Each record below must be returned exactly as shown.

┄┄┄┄┄┄

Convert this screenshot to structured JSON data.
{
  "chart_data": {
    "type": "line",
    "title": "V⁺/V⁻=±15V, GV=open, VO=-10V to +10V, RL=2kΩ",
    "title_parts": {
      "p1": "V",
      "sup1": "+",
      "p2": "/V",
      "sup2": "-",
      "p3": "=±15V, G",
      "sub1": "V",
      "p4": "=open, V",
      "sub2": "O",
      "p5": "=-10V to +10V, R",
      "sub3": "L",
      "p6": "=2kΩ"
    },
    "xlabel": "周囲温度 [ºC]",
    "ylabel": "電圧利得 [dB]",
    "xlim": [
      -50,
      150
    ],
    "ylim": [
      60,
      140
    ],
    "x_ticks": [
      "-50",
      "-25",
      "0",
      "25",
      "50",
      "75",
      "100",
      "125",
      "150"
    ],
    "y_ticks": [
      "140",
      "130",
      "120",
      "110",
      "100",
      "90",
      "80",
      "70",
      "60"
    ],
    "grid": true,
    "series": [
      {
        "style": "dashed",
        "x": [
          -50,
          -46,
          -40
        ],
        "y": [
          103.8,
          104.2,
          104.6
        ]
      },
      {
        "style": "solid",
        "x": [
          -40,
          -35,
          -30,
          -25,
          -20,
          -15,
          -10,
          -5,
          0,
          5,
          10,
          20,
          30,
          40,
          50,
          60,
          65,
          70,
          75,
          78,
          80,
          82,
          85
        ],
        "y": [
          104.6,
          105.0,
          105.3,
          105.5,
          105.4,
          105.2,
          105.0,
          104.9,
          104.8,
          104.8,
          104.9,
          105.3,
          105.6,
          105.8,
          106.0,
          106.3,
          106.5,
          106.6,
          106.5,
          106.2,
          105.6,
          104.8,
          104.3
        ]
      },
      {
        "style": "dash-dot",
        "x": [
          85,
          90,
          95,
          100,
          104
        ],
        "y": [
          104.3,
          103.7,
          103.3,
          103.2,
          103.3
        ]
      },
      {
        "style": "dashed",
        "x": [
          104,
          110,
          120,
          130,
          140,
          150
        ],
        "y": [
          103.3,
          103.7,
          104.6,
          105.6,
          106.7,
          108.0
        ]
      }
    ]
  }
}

┄┄┄┄┄┄

▶ _ANSWER TO THE PROBLEM_
Convert this screenshot to structured JSON data.
{
  "chart_data": {
    "type": "line",
    "title": "V⁺/V⁻=±15V, GV=open, VO=-10V to +10V, RL=2kΩ",
    "title_parts": {
      "p1": "V",
      "sup1": "+",
      "p2": "/V",
      "sup2": "-",
      "p3": "=±15V, G",
      "sub1": "V",
      "p4": "=open, V",
      "sub2": "O",
      "p5": "=-10V to +10V, R",
      "sub3": "L",
      "p6": "=2kΩ"
    },
    "xlabel": "周囲温度 [ºC]",
    "ylabel": "電圧利得 [dB]",
    "xlim": [
      -50,
      150
    ],
    "ylim": [
      60,
      140
    ],
    "x_ticks": [
      "-50",
      "-25",
      "0",
      "25",
      "50",
      "75",
      "100",
      "125",
      "150"
    ],
    "y_ticks": [
      "140",
      "130",
      "120",
      "110",
      "100",
      "90",
      "80",
      "70",
      "60"
    ],
    "grid": true,
    "series": [
      {
        "style": "dashed",
        "x": [
          -50,
          -46,
          -40
        ],
        "y": [
          103.8,
          104.2,
          104.6
        ]
      },
      {
        "style": "solid",
        "x": [
          -40,
          -35,
          -30,
          -25,
          -20,
          -15,
          -10,
          -5,
          0,
          5,
          10,
          20,
          30,
          40,
          50,
          60,
          65,
          70,
          75,
          78,
          80,
          82,
          85
        ],
        "y": [
          104.6,
          105.0,
          105.3,
          105.5,
          105.4,
          105.2,
          105.0,
          104.9,
          104.8,
          104.8,
          104.9,
          105.3,
          105.6,
          105.8,
          106.0,
          106.3,
          106.5,
          106.6,
          106.5,
          106.2,
          105.6,
          104.8,
          104.3
        ]
      },
      {
        "style": "dash-dot",
        "x": [
          85,
          90,
          95,
          100,
          104
        ],
        "y": [
          104.3,
          103.7,
          103.3,
          103.2,
          103.3
        ]
      },
      {
        "style": "dashed",
        "x": [
          104,
          110,
          120,
          130,
          140,
          150
        ],
        "y": [
          103.3,
          103.7,
          104.6,
          105.6,
          106.7,
          108.0
        ]
      }
    ]
  }
}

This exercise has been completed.